Given exercise: Tally the lines that hold the word "content" and reply with that figure only.

-----

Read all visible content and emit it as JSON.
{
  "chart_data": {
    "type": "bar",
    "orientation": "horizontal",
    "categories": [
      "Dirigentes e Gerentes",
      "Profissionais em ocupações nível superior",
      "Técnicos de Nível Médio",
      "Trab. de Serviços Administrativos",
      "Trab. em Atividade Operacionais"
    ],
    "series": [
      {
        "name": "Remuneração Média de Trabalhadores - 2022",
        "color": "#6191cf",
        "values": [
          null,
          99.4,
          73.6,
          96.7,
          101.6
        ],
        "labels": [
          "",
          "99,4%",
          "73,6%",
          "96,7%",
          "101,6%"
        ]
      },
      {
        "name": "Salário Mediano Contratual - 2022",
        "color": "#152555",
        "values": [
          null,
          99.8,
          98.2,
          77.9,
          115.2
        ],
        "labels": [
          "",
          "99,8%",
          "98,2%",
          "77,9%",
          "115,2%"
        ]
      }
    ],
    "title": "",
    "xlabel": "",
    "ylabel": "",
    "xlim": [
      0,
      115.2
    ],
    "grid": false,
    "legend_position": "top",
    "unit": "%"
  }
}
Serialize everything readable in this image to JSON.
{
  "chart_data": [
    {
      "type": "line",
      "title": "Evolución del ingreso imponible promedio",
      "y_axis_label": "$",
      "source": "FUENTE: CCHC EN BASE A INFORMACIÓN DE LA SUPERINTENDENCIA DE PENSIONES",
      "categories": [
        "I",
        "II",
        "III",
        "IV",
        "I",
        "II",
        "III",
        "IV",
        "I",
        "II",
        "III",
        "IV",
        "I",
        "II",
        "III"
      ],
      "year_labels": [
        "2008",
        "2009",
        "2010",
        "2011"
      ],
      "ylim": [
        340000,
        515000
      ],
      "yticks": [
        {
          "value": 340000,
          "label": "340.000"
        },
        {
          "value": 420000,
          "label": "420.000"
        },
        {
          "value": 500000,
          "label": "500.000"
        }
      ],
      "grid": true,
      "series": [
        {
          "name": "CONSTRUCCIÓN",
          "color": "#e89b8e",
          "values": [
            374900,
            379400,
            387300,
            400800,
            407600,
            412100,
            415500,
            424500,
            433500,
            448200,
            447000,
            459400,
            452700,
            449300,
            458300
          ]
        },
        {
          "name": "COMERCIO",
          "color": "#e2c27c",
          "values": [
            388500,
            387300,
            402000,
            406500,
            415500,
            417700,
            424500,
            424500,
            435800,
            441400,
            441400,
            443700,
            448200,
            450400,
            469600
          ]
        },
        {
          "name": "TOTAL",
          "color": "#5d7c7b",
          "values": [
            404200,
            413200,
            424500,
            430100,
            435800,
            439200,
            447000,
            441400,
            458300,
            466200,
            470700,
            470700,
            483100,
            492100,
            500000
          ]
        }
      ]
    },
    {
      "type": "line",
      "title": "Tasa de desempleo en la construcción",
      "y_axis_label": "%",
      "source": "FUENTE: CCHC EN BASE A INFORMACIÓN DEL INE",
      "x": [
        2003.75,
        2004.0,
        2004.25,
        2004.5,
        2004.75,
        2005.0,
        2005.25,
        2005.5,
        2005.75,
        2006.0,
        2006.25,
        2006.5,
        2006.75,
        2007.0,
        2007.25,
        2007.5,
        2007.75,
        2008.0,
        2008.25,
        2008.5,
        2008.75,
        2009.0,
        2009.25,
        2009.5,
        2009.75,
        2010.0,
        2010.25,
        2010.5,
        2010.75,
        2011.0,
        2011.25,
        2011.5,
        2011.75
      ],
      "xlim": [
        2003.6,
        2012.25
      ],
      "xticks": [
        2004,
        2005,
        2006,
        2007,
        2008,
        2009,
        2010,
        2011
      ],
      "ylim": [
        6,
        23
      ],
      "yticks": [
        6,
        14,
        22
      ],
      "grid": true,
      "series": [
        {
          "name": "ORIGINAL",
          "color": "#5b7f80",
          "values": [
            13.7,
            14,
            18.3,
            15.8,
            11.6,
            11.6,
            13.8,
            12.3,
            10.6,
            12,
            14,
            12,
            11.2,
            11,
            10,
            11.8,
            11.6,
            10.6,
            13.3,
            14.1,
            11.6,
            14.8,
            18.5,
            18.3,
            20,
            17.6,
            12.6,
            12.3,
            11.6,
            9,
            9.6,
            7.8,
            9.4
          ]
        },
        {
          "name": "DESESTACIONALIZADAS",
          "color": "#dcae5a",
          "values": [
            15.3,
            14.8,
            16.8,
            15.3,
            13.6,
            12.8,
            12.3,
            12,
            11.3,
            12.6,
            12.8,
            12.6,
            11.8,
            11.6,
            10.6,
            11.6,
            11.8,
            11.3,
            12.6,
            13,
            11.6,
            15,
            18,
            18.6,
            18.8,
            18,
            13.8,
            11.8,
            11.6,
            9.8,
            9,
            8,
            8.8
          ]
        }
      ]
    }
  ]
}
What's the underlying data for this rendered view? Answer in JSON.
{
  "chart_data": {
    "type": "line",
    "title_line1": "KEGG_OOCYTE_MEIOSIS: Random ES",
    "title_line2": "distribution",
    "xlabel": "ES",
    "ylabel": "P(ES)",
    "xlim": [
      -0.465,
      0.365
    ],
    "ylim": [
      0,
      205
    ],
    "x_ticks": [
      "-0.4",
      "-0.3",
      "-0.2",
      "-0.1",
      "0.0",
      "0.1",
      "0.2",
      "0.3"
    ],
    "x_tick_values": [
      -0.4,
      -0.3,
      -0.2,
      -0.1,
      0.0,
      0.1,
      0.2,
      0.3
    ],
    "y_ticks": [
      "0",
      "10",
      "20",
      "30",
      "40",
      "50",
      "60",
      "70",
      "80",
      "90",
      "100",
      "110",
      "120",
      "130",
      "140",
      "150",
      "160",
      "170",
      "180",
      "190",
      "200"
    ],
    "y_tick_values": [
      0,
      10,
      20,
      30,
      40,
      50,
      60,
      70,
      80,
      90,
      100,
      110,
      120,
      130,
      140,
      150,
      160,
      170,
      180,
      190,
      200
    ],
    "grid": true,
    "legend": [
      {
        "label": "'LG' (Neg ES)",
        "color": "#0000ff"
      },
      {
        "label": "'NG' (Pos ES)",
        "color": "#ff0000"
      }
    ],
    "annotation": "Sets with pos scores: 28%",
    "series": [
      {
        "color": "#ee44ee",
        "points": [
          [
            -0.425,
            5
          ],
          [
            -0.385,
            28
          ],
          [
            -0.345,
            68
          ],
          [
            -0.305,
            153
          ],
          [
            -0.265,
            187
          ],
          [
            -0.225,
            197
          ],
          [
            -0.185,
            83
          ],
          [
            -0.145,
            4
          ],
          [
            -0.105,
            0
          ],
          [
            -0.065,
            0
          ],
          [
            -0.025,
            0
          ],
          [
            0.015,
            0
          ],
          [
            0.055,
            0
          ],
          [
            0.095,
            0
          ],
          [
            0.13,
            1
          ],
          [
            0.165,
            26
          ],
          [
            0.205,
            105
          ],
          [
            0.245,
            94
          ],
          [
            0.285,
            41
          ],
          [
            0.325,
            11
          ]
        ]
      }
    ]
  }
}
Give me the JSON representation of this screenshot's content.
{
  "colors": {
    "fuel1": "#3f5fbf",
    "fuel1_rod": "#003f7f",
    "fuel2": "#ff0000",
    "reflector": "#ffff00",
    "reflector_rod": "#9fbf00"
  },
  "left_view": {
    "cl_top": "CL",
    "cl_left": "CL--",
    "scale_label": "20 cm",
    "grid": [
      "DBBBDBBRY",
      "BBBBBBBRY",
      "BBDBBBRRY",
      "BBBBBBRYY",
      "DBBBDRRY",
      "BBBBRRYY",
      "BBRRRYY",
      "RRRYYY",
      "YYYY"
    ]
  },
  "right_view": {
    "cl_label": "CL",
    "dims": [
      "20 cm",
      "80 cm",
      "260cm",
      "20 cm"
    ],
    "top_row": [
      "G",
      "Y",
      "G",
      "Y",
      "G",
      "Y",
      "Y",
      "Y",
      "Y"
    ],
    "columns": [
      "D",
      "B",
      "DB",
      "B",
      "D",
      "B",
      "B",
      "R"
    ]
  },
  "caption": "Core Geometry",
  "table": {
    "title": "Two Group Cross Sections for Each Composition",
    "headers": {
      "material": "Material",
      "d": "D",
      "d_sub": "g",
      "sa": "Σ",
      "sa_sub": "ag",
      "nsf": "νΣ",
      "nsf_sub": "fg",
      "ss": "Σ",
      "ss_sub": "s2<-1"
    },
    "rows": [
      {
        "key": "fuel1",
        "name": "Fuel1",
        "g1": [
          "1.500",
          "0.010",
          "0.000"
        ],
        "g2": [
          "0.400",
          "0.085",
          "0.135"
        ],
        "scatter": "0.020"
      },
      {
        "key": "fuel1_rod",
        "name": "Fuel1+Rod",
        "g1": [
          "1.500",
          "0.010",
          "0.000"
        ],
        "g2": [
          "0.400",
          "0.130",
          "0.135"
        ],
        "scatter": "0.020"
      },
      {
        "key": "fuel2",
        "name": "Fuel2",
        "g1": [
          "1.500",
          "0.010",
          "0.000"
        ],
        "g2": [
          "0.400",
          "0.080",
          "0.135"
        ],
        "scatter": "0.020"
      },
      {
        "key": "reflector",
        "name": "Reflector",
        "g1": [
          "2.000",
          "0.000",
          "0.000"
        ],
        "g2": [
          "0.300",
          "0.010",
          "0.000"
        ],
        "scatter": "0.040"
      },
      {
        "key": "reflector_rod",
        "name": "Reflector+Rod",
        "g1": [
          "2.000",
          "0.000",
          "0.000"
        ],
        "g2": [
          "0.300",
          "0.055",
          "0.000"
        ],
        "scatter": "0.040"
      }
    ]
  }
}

-----

The response: 2